→ **Directions for this task**
For the entries that follow, state how many lines include the word "type", giving the number and nothing else.

____ Records

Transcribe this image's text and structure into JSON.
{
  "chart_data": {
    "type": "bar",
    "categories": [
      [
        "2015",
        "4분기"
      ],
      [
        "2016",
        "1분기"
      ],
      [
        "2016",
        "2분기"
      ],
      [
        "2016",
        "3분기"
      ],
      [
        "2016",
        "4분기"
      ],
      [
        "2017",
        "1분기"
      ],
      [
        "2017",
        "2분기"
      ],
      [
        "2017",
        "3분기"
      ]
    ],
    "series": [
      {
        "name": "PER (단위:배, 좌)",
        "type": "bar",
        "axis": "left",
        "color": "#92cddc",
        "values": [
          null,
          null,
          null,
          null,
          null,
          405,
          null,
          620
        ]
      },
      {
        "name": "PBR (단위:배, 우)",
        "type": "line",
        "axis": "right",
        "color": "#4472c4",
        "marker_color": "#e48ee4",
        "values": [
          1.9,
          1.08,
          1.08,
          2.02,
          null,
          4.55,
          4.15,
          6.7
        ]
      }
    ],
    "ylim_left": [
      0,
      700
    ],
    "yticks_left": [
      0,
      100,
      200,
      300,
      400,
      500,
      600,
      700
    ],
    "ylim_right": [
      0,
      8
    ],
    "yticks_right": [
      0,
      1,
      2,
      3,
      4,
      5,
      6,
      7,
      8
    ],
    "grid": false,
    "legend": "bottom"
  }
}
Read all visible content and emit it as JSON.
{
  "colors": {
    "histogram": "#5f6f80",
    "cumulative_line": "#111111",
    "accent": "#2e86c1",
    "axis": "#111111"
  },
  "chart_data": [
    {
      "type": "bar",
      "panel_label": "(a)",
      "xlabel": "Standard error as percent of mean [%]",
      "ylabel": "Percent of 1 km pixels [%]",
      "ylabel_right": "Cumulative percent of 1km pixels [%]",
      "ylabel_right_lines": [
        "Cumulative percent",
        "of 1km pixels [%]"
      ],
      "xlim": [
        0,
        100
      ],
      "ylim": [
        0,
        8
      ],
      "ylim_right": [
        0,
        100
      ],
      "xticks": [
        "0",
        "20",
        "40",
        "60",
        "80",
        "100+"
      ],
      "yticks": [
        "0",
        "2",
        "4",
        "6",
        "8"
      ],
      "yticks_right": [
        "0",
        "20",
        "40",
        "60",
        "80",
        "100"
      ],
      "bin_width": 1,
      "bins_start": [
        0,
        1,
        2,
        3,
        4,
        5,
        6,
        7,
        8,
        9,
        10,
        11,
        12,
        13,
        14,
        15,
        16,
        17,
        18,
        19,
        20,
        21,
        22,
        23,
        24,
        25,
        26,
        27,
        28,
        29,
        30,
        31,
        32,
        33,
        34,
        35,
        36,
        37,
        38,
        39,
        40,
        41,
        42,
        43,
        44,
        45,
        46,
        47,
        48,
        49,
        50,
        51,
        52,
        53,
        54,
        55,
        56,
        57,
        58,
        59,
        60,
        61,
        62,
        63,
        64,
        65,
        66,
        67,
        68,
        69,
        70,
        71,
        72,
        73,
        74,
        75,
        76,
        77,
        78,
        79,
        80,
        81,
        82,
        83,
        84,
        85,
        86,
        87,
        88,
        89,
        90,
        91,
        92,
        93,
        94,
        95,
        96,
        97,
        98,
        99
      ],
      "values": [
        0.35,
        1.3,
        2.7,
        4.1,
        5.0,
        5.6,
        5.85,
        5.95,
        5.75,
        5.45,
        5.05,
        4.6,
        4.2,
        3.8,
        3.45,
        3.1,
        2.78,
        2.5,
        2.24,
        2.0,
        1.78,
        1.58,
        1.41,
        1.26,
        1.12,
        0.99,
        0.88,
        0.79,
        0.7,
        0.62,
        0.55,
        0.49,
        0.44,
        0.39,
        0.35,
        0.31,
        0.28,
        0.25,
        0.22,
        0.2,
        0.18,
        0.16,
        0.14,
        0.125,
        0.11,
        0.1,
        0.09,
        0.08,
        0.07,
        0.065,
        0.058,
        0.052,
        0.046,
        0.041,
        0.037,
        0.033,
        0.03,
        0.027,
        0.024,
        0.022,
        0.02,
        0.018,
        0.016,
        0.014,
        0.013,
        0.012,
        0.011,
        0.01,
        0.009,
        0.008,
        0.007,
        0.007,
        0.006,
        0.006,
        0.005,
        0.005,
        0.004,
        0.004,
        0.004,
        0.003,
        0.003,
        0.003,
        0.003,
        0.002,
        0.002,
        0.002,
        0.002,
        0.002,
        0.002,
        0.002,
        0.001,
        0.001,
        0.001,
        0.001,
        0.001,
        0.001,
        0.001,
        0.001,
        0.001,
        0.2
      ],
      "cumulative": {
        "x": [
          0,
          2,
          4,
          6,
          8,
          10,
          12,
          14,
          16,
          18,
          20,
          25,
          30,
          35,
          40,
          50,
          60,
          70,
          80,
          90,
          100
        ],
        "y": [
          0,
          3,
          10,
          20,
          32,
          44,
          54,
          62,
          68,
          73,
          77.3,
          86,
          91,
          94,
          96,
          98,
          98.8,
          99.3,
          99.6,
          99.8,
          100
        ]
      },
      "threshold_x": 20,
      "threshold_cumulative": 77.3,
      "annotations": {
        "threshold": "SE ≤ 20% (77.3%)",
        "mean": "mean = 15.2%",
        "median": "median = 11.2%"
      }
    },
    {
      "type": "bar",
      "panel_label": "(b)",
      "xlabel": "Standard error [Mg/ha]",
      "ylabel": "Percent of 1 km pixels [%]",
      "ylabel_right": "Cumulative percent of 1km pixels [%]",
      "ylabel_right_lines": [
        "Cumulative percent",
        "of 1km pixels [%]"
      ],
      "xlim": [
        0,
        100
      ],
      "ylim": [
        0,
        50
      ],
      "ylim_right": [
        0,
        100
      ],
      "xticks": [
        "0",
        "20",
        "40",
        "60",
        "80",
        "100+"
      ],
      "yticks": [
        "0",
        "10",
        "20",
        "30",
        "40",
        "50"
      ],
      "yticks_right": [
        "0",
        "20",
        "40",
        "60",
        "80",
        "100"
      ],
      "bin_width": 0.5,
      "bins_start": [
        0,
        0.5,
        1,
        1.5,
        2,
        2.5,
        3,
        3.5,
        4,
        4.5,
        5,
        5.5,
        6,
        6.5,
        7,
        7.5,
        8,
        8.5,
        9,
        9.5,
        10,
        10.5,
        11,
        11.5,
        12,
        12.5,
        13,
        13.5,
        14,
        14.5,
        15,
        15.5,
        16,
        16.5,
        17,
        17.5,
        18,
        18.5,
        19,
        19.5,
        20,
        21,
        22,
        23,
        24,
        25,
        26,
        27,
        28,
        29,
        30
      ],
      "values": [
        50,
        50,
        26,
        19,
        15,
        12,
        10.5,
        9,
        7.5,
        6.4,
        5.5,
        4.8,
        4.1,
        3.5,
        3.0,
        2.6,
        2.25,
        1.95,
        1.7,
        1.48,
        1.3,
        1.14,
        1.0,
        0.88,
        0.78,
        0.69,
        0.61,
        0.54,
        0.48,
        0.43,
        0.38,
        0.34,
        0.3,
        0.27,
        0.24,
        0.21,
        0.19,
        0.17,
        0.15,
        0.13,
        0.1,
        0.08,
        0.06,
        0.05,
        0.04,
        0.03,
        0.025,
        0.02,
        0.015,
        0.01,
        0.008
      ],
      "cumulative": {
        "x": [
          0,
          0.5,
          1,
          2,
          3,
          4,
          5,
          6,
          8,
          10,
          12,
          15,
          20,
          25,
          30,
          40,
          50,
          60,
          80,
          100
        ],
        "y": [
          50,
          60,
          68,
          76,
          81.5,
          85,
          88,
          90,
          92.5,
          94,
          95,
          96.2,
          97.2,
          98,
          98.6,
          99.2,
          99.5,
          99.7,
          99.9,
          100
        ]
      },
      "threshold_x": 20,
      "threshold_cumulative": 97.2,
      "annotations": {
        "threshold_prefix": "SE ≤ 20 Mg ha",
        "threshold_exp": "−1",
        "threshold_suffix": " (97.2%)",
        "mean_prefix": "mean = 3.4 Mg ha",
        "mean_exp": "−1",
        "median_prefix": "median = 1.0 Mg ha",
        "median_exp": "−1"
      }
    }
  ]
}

________

→ **Expected answer**
5